Information shown.
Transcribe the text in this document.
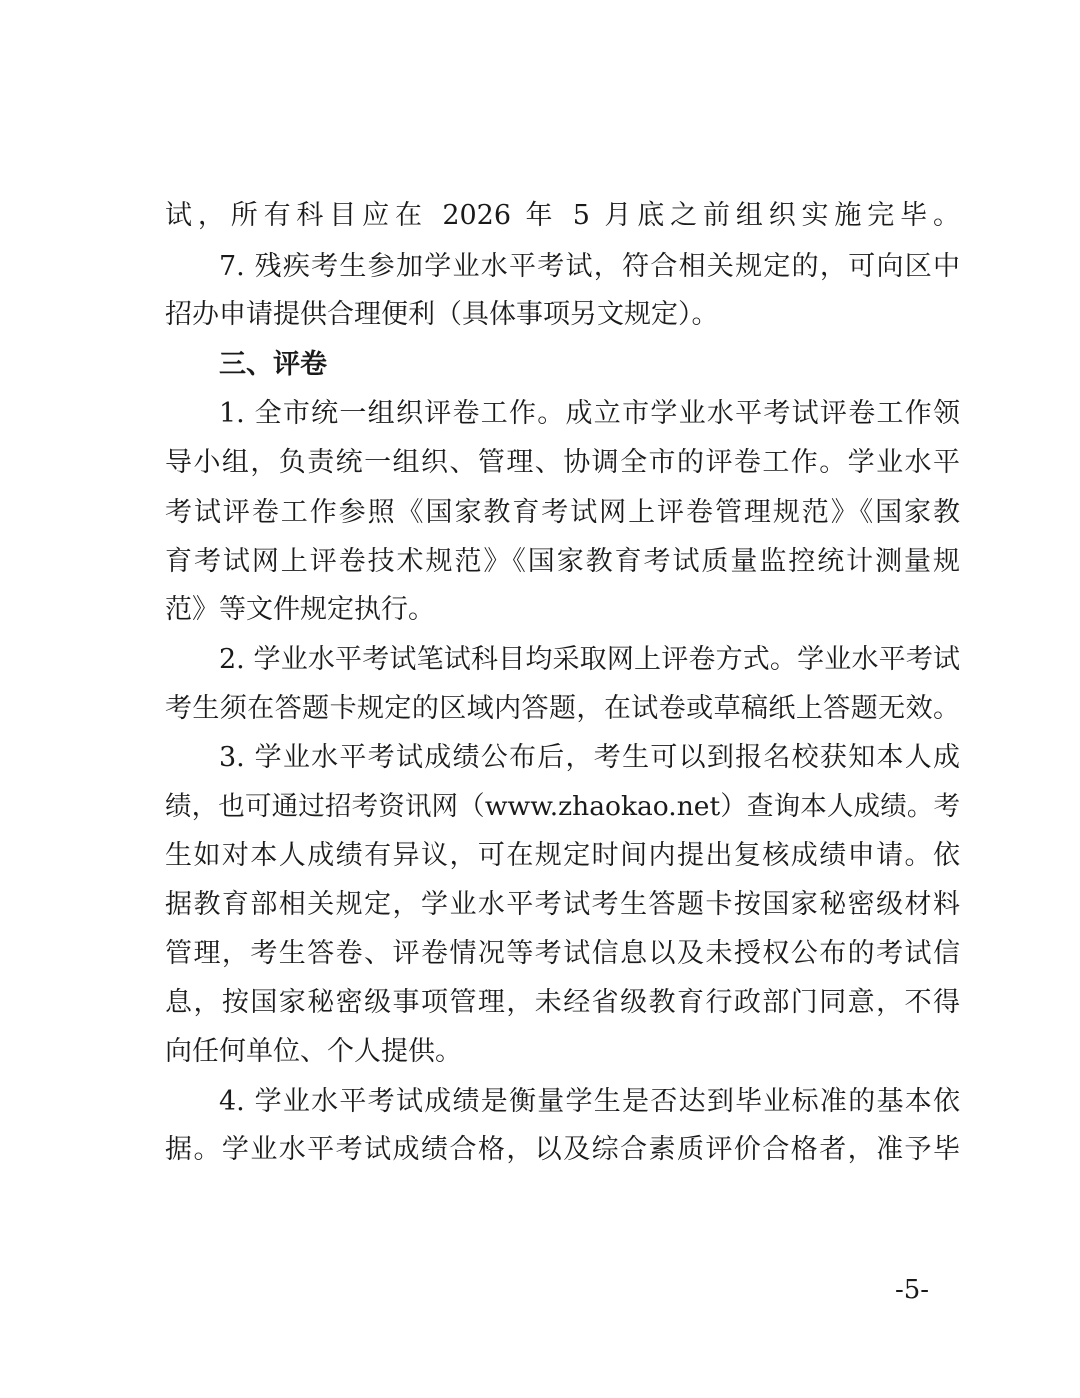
试，所有科目应在 2026 年 5 月底之前组织实施完毕。
7. 残疾考生参加学业水平考试，符合相关规定的，可向区中
招办申请提供合理便利（具体事项另文规定）。
三、评卷
1. 全市统一组织评卷工作。成立市学业水平考试评卷工作领
导小组，负责统一组织、管理、协调全市的评卷工作。学业水平
考试评卷工作参照《国家教育考试网上评卷管理规范》《国家教
育考试网上评卷技术规范》《国家教育考试质量监控统计测量规
范》等文件规定执行。
2. 学业水平考试笔试科目均采取网上评卷方式。学业水平考试
考生须在答题卡规定的区域内答题，在试卷或草稿纸上答题无效。
3. 学业水平考试成绩公布后，考生可以到报名校获知本人成
绩，也可通过招考资讯网（www.zhaokao.net）查询本人成绩。考
生如对本人成绩有异议，可在规定时间内提出复核成绩申请。依
据教育部相关规定，学业水平考试考生答题卡按国家秘密级材料
管理，考生答卷、评卷情况等考试信息以及未授权公布的考试信
息，按国家秘密级事项管理，未经省级教育行政部门同意，不得
向任何单位、个人提供。
4. 学业水平考试成绩是衡量学生是否达到毕业标准的基本依
据。学业水平考试成绩合格，以及综合素质评价合格者，准予毕
-5-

Direction.
Copy the entries exactly. Leave out the images.

Task output.
Transcribe the text in this document.
试，所有科目应在 2026 年 5 月底之前组织实施完毕。
7. 残疾考生参加学业水平考试，符合相关规定的，可向区中
招办申请提供合理便利（具体事项另文规定）。
三、评卷
1. 全市统一组织评卷工作。成立市学业水平考试评卷工作领
导小组，负责统一组织、管理、协调全市的评卷工作。学业水平
考试评卷工作参照《国家教育考试网上评卷管理规范》《国家教
育考试网上评卷技术规范》《国家教育考试质量监控统计测量规
范》等文件规定执行。
2. 学业水平考试笔试科目均采取网上评卷方式。学业水平考试
考生须在答题卡规定的区域内答题，在试卷或草稿纸上答题无效。
3. 学业水平考试成绩公布后，考生可以到报名校获知本人成
绩，也可通过招考资讯网（www.zhaokao.net）查询本人成绩。考
生如对本人成绩有异议，可在规定时间内提出复核成绩申请。依
据教育部相关规定，学业水平考试考生答题卡按国家秘密级材料
管理，考生答卷、评卷情况等考试信息以及未授权公布的考试信
息，按国家秘密级事项管理，未经省级教育行政部门同意，不得
向任何单位、个人提供。
4. 学业水平考试成绩是衡量学生是否达到毕业标准的基本依
据。学业水平考试成绩合格，以及综合素质评价合格者，准予毕
-5-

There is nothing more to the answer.